CONSIGNE A ->
Recopiez mot pour mot, dans le texte source, le passage allant de « Les contradictions s'aggravent » jusqu'à « sont pas rassurés. ».
CONSIGNE B ->
Relevez tous les produits alimentaires cités dans l'énumération qui précède « Les guerres commerciales se succèdent les unes aux autres » dans le texte source.

+++ TEXTE SOURCE

Les contradictions s'aggravent
Aliments manipulés génétiquement, poulet à la dioxine, viande aux hormones, bananes,... Les guerres commerciales se succèdent les unes aux autres. Les scandales dans l'industrie alimentaire ont mis à nu le cynisme des patrons dont la «morale» se résume à: «tant que ça rapporte, rien d'autre ne m'importe». Et tant pis si des gens tombent raides morts après avoir avalé leurs salades.. . au propre comme au figuré.
Pourquoi ces conflits entre les blocs commerciaux? Parce qu'il est de plus en plus difficile de faire du profit dans un monde qui s'enfonce dans la crise provoquée par la surproduction et une baisse de la demande. La presse belge ne donne que parcimonieusement et très sélectivement des commentaires sur la situation économique mondiale. Les analystes internationaux ne sont pas rassurés.
Paul Volcker, ex-président de la Réserve fédérale américaine, résume bien la situation: «Le monde entier dépend de l'Amérique, l'économie américaine dépend du consommateur, celui-ci dépend de Wall Street et Wall Street dépend de 50 entreprises dont la moitié n'a jamais fait de profit».

++++++
+++ DONNÉES FOURNIES

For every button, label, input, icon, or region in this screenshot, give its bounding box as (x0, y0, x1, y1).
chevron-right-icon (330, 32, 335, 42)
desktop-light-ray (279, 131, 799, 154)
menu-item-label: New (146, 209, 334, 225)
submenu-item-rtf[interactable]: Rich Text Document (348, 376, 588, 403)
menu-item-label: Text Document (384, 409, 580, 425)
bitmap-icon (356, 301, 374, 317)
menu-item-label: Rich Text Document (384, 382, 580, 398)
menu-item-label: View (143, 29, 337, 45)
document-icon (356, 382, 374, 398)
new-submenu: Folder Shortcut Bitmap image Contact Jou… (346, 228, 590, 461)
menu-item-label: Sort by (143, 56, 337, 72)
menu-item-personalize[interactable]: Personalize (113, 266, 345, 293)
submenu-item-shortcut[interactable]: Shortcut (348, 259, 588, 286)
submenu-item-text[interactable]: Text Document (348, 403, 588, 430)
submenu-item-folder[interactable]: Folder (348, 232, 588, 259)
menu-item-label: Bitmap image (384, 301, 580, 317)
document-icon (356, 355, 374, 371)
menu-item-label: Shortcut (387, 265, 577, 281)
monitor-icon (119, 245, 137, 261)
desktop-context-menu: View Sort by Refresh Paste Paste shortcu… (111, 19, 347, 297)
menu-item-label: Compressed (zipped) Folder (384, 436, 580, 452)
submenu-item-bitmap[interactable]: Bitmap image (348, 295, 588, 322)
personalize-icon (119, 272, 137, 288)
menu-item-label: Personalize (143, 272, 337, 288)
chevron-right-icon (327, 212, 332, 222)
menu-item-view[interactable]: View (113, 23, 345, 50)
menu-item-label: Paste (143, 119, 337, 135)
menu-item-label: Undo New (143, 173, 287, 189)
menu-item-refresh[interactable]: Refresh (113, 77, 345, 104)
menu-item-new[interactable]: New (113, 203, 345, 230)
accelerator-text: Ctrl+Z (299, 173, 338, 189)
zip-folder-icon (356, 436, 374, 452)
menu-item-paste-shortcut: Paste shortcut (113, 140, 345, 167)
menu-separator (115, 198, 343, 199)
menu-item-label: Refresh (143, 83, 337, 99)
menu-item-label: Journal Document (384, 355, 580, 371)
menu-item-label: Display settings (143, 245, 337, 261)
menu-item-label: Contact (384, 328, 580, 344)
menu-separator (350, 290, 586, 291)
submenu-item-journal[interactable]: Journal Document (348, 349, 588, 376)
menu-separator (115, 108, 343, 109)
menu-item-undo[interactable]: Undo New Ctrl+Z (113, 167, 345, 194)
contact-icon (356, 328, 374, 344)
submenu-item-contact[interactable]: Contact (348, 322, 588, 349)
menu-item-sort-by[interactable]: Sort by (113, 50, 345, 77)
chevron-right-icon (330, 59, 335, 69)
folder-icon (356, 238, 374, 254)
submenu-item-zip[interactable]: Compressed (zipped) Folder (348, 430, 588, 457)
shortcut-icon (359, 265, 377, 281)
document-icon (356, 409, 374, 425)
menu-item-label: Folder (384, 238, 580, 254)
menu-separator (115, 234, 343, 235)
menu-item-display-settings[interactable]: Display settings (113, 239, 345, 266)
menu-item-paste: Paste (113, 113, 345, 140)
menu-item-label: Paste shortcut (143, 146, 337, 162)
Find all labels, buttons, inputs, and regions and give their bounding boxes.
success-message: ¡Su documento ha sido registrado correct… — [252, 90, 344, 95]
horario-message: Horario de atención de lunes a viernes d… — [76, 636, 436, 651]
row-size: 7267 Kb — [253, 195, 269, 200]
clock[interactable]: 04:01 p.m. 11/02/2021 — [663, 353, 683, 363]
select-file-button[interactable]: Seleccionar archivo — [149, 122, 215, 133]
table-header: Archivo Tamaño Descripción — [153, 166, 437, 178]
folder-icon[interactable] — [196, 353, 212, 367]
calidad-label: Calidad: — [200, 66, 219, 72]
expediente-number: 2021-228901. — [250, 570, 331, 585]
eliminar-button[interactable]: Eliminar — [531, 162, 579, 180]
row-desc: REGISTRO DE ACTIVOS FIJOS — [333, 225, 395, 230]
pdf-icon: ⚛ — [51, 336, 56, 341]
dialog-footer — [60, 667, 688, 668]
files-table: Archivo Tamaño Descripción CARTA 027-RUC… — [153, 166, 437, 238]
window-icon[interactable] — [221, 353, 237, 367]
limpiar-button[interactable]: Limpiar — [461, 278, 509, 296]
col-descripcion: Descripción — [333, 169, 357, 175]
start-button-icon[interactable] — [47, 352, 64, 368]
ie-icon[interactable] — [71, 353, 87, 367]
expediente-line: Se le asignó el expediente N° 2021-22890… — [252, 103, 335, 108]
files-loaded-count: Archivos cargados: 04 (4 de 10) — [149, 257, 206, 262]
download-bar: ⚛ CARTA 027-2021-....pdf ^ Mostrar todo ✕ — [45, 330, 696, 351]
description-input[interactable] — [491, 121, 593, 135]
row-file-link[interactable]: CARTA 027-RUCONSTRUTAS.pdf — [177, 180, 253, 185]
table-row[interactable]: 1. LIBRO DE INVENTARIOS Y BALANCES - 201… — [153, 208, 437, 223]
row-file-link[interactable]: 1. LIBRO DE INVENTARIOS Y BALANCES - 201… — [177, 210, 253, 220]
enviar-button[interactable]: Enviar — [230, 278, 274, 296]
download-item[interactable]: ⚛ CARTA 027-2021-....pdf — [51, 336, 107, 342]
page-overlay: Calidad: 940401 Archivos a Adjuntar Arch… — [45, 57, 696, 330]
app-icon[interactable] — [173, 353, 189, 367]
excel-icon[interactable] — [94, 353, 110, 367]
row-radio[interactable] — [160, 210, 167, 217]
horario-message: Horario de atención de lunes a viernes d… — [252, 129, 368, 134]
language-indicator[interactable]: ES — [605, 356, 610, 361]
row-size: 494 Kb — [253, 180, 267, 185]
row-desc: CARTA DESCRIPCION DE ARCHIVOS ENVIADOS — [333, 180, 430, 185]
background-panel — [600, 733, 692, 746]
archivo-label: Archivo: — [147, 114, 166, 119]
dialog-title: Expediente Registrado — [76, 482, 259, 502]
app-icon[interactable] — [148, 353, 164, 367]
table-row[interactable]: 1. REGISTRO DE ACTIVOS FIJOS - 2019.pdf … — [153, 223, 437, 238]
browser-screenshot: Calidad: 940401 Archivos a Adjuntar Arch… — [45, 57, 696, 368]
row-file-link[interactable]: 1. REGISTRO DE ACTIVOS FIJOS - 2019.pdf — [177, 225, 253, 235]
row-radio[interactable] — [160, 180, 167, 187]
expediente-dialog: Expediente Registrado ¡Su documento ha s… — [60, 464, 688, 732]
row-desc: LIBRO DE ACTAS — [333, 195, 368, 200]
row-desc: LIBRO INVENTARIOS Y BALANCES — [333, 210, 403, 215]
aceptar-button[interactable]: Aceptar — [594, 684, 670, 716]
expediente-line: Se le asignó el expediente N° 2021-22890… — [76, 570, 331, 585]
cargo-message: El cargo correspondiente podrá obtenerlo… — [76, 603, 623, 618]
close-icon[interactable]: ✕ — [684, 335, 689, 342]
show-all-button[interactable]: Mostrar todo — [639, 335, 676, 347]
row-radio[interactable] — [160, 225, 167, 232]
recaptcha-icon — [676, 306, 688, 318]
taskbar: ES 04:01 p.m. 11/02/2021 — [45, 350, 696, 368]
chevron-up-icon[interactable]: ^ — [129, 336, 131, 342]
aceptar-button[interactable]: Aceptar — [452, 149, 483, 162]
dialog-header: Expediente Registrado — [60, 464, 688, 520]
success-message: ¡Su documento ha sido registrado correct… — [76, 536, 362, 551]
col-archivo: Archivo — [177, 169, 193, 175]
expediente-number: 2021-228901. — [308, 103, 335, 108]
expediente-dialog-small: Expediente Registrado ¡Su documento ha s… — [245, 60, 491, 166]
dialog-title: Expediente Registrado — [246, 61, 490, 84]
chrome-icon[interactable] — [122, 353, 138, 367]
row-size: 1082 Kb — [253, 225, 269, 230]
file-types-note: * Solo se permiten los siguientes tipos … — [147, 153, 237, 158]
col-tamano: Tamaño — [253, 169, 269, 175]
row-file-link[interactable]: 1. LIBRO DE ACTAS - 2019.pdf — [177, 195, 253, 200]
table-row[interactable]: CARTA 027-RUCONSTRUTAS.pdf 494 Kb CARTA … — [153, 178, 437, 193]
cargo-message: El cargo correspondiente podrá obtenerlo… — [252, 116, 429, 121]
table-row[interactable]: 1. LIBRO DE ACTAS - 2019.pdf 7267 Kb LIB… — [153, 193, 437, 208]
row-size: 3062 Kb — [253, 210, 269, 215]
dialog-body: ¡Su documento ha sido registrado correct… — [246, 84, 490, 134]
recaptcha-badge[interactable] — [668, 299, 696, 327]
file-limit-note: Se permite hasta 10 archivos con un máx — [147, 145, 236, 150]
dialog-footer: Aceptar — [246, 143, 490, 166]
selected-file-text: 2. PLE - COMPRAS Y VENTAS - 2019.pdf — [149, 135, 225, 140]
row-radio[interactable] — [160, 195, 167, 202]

++++++

RÉPONSE A ->
Les contradictions s'aggravent
Aliments manipulés génétiquement, poulet à la dioxine, viande aux hormones, bananes,... Les guerres commerciales se succèdent les unes aux autres. Les scandales dans l'industrie alimentaire ont mis à nu le cynisme des patrons dont la «morale» se résume à: «tant que ça rapporte, rien d'autre ne m'importe». Et tant pis si des gens tombent raides morts après avoir avalé leurs salades.. . au propre comme au figuré.
Pourquoi ces conflits entre les blocs commerciaux? Parce qu'il est de plus en plus difficile de faire du profit dans un monde qui s'enfonce dans la crise provoquée par la surproduction et une baisse de la demande. La presse belge ne donne que parcimonieusement et très sélectivement des commentaires sur la situation économique mondiale. Les analystes internationaux ne sont pas rassurés.

RÉPONSE B ->
- Aliments manipulés génétiquement
- Poulet à la dioxine
- Viande aux hormones
- Bananes